##### AVAILABLE RECORDS
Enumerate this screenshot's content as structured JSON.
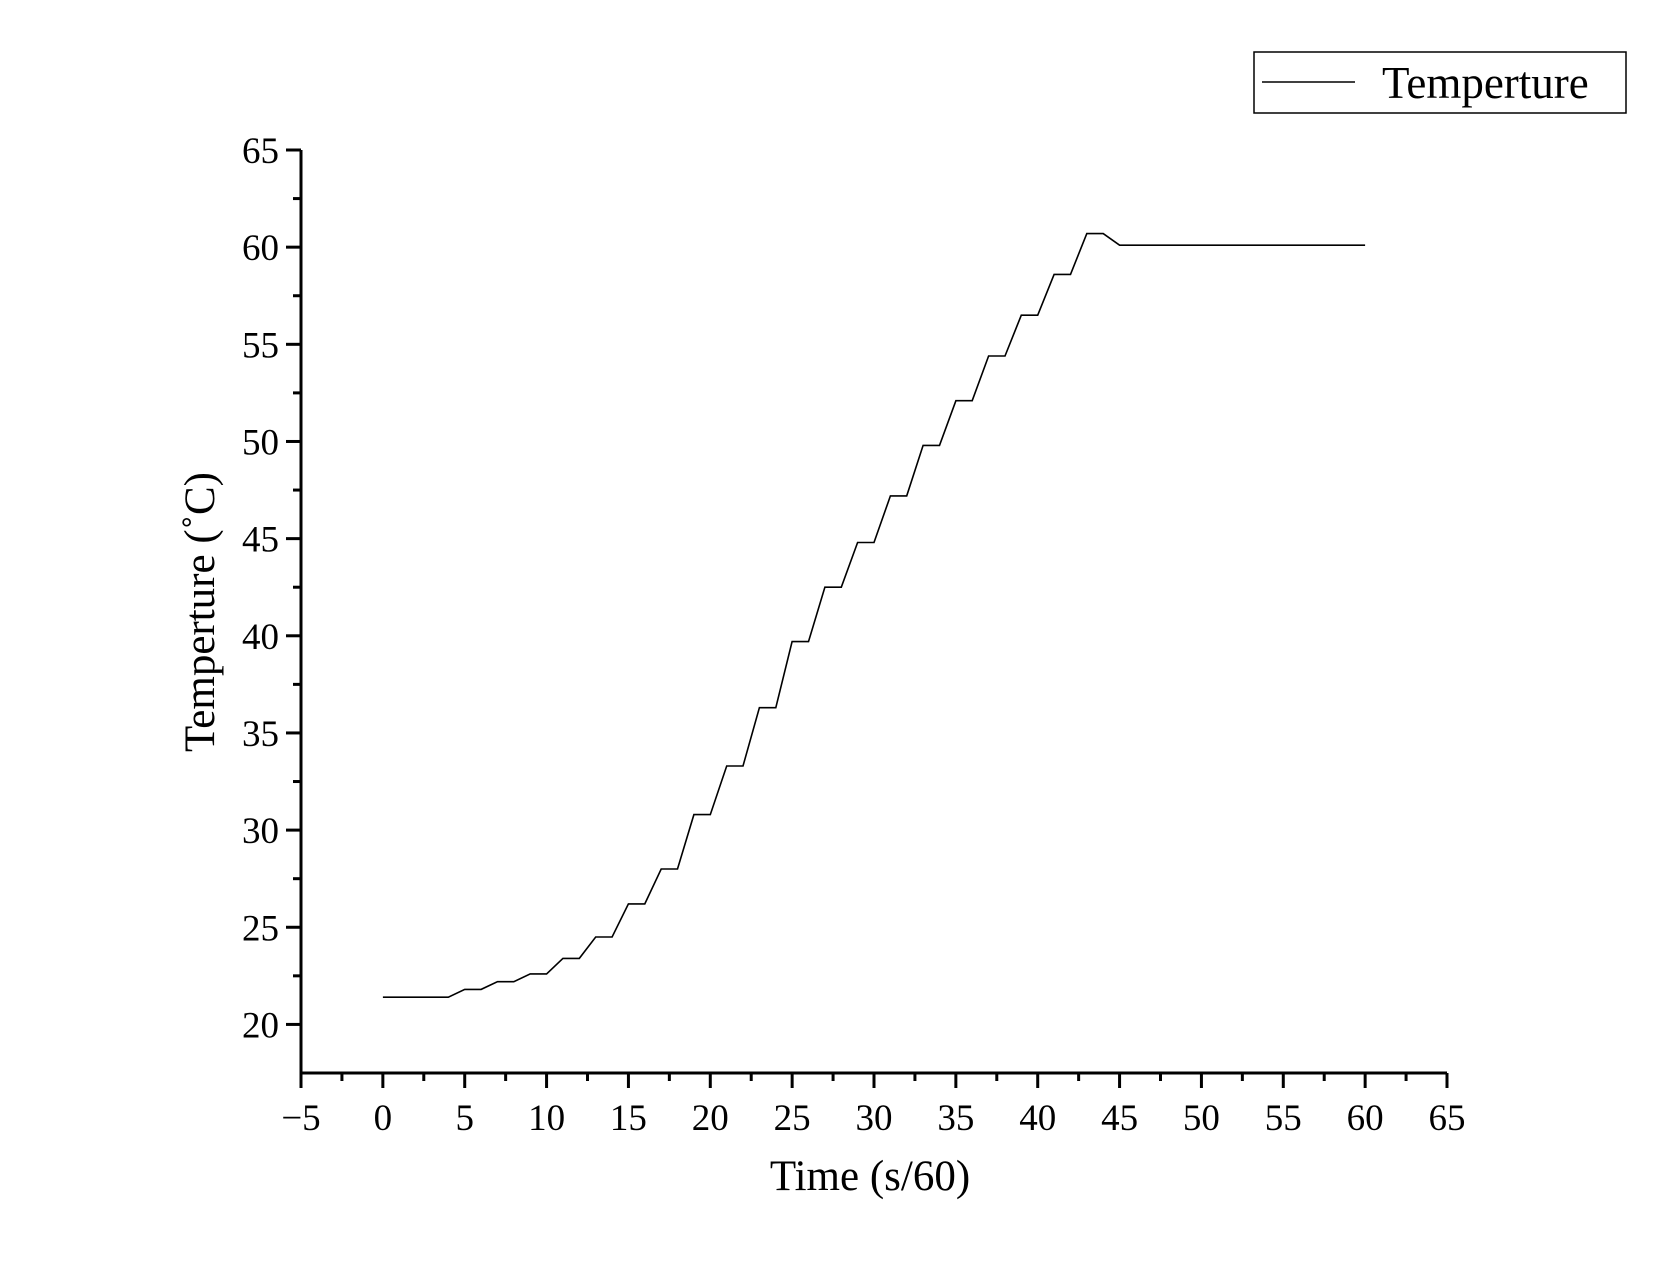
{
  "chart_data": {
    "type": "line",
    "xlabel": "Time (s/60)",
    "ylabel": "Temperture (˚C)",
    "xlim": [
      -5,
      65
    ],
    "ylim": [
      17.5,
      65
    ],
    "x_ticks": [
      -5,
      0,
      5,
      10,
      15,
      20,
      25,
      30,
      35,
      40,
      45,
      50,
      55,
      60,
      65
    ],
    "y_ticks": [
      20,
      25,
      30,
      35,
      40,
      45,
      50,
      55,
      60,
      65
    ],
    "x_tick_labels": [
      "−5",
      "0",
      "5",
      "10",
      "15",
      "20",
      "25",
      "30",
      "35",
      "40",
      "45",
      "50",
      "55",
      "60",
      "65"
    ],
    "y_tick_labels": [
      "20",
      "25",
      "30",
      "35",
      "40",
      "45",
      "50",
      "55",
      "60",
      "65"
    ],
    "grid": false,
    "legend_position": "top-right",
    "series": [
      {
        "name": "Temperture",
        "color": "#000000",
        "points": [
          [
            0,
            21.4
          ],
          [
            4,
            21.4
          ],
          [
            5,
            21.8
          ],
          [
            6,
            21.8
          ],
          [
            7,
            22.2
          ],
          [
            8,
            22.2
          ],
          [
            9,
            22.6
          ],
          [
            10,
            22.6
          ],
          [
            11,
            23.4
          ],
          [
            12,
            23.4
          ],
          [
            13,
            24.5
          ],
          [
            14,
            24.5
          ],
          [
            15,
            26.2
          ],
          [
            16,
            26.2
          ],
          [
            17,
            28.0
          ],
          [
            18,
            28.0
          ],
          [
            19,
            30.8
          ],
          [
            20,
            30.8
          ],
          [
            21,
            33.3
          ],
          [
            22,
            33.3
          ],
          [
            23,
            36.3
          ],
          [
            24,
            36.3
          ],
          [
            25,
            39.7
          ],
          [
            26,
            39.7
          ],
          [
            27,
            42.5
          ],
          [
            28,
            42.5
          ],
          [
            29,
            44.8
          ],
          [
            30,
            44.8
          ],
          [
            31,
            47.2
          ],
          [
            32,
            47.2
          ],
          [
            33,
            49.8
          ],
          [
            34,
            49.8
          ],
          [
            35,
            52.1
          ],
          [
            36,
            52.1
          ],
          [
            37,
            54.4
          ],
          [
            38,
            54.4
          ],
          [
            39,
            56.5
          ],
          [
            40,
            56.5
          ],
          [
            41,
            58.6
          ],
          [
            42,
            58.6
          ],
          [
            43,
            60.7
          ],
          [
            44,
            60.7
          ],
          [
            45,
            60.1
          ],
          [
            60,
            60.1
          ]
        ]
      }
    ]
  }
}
##########
* WHAT THE TASK REQUIRES: What is needed is an exact reproduction of the data, pictures excluded.

* OUTPUT:
Enumerate this screenshot's content as structured JSON.
{
  "chart_data": {
    "type": "line",
    "xlabel": "Time (s/60)",
    "ylabel": "Temperture (˚C)",
    "xlim": [
      -5,
      65
    ],
    "ylim": [
      17.5,
      65
    ],
    "x_ticks": [
      -5,
      0,
      5,
      10,
      15,
      20,
      25,
      30,
      35,
      40,
      45,
      50,
      55,
      60,
      65
    ],
    "y_ticks": [
      20,
      25,
      30,
      35,
      40,
      45,
      50,
      55,
      60,
      65
    ],
    "x_tick_labels": [
      "−5",
      "0",
      "5",
      "10",
      "15",
      "20",
      "25",
      "30",
      "35",
      "40",
      "45",
      "50",
      "55",
      "60",
      "65"
    ],
    "y_tick_labels": [
      "20",
      "25",
      "30",
      "35",
      "40",
      "45",
      "50",
      "55",
      "60",
      "65"
    ],
    "grid": false,
    "legend_position": "top-right",
    "series": [
      {
        "name": "Temperture",
        "color": "#000000",
        "points": [
          [
            0,
            21.4
          ],
          [
            4,
            21.4
          ],
          [
            5,
            21.8
          ],
          [
            6,
            21.8
          ],
          [
            7,
            22.2
          ],
          [
            8,
            22.2
          ],
          [
            9,
            22.6
          ],
          [
            10,
            22.6
          ],
          [
            11,
            23.4
          ],
          [
            12,
            23.4
          ],
          [
            13,
            24.5
          ],
          [
            14,
            24.5
          ],
          [
            15,
            26.2
          ],
          [
            16,
            26.2
          ],
          [
            17,
            28.0
          ],
          [
            18,
            28.0
          ],
          [
            19,
            30.8
          ],
          [
            20,
            30.8
          ],
          [
            21,
            33.3
          ],
          [
            22,
            33.3
          ],
          [
            23,
            36.3
          ],
          [
            24,
            36.3
          ],
          [
            25,
            39.7
          ],
          [
            26,
            39.7
          ],
          [
            27,
            42.5
          ],
          [
            28,
            42.5
          ],
          [
            29,
            44.8
          ],
          [
            30,
            44.8
          ],
          [
            31,
            47.2
          ],
          [
            32,
            47.2
          ],
          [
            33,
            49.8
          ],
          [
            34,
            49.8
          ],
          [
            35,
            52.1
          ],
          [
            36,
            52.1
          ],
          [
            37,
            54.4
          ],
          [
            38,
            54.4
          ],
          [
            39,
            56.5
          ],
          [
            40,
            56.5
          ],
          [
            41,
            58.6
          ],
          [
            42,
            58.6
          ],
          [
            43,
            60.7
          ],
          [
            44,
            60.7
          ],
          [
            45,
            60.1
          ],
          [
            60,
            60.1
          ]
        ]
      }
    ]
  }
}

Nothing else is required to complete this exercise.